Material to process:
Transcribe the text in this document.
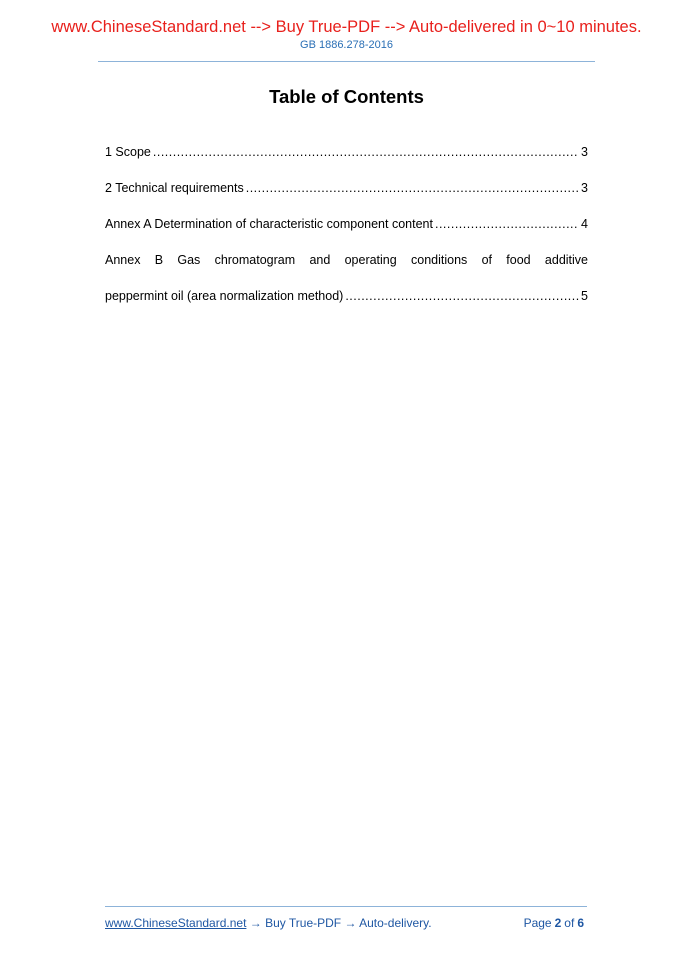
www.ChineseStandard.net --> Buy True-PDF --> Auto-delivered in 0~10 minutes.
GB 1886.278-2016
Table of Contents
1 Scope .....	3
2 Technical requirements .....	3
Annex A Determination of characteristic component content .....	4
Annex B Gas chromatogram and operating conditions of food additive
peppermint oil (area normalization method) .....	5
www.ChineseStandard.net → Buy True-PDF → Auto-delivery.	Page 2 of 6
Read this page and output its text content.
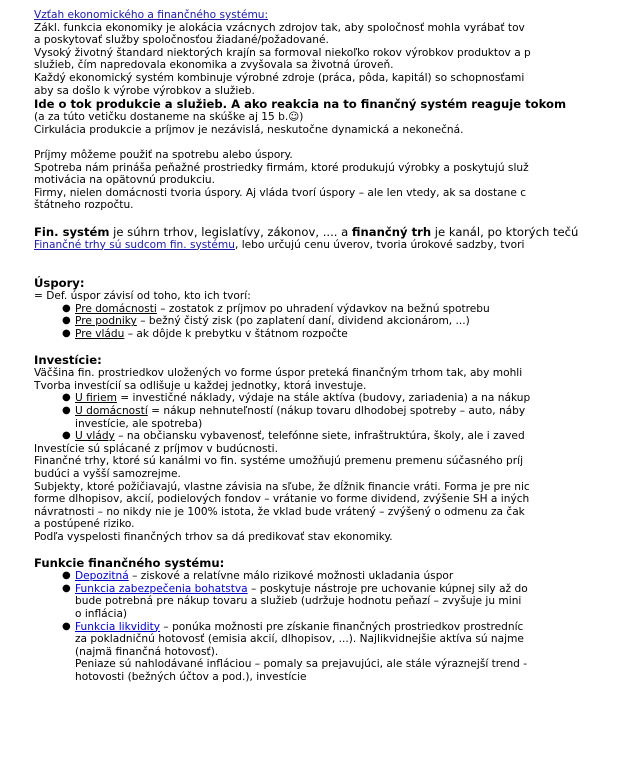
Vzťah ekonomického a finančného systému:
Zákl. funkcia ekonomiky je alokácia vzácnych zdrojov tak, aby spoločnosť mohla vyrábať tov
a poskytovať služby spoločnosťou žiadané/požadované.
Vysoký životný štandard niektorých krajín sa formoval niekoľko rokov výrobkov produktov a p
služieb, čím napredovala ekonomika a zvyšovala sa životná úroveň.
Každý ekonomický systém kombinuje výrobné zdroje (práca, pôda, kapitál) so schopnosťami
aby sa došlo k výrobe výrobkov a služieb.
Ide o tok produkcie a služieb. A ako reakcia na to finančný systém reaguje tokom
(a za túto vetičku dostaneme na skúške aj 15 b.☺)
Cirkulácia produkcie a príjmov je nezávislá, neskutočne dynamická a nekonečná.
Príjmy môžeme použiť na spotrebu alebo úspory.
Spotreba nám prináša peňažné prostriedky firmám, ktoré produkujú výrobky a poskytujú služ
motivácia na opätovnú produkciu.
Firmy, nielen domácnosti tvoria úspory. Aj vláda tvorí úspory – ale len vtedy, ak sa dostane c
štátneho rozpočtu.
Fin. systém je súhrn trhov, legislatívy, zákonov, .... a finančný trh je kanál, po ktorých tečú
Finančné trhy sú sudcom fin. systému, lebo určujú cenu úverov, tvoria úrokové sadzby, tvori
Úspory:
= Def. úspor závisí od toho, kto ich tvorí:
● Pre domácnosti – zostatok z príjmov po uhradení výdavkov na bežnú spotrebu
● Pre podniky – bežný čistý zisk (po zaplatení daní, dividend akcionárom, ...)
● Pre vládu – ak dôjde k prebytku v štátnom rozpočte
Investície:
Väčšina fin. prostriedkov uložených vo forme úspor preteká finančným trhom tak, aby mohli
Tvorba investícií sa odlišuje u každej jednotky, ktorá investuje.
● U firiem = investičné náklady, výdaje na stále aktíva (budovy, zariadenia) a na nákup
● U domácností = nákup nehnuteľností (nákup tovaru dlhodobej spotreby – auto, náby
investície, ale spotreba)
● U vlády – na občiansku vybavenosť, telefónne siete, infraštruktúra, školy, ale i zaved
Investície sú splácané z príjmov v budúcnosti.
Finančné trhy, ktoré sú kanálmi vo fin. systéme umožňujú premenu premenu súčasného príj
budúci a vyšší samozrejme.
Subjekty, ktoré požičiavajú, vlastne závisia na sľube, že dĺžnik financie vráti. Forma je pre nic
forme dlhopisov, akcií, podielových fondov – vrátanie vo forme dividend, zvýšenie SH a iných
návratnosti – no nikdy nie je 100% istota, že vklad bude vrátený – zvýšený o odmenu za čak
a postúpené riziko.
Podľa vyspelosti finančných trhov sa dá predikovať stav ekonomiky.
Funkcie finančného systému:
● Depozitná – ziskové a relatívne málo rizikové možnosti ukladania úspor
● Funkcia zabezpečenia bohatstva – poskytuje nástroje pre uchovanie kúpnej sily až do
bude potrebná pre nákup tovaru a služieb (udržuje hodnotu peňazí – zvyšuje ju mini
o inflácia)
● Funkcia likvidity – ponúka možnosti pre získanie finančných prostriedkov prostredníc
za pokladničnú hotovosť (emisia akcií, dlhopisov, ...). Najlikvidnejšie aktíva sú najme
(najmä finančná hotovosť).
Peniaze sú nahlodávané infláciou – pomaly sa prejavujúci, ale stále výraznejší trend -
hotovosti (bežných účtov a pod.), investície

--

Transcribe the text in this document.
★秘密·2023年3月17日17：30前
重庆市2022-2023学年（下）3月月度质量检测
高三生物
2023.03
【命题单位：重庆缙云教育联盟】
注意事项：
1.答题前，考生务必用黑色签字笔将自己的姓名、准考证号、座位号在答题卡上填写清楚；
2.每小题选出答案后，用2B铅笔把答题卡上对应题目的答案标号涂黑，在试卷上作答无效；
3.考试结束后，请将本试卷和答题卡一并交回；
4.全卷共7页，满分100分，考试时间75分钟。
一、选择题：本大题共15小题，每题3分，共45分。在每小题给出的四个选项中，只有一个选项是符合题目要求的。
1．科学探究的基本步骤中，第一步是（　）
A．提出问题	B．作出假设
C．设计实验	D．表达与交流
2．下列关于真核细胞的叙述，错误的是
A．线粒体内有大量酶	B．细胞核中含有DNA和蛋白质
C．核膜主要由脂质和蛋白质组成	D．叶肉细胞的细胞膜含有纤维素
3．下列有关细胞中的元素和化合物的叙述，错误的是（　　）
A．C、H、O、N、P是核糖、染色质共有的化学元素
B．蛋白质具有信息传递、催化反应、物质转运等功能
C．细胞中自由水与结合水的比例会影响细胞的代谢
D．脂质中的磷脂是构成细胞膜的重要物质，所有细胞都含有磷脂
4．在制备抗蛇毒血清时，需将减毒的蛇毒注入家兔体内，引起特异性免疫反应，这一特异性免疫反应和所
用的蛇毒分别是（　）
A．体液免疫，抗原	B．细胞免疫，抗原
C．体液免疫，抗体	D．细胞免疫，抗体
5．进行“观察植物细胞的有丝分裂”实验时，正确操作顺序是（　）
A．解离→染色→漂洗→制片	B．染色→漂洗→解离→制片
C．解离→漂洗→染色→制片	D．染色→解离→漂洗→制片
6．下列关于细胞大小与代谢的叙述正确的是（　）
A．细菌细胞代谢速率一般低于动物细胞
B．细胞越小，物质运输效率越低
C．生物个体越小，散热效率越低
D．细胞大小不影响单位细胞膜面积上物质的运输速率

Task objective:
Gather all lines where the word "príjmov" appears.

Output for this task:
Cirkulácia produkcie a príjmov je nezávislá, neskutočne dynamická a nekonečná.
● Pre domácnosti – zostatok z príjmov po uhradení výdavkov na bežnú spotrebu
Investície sú splácané z príjmov v budúcnosti.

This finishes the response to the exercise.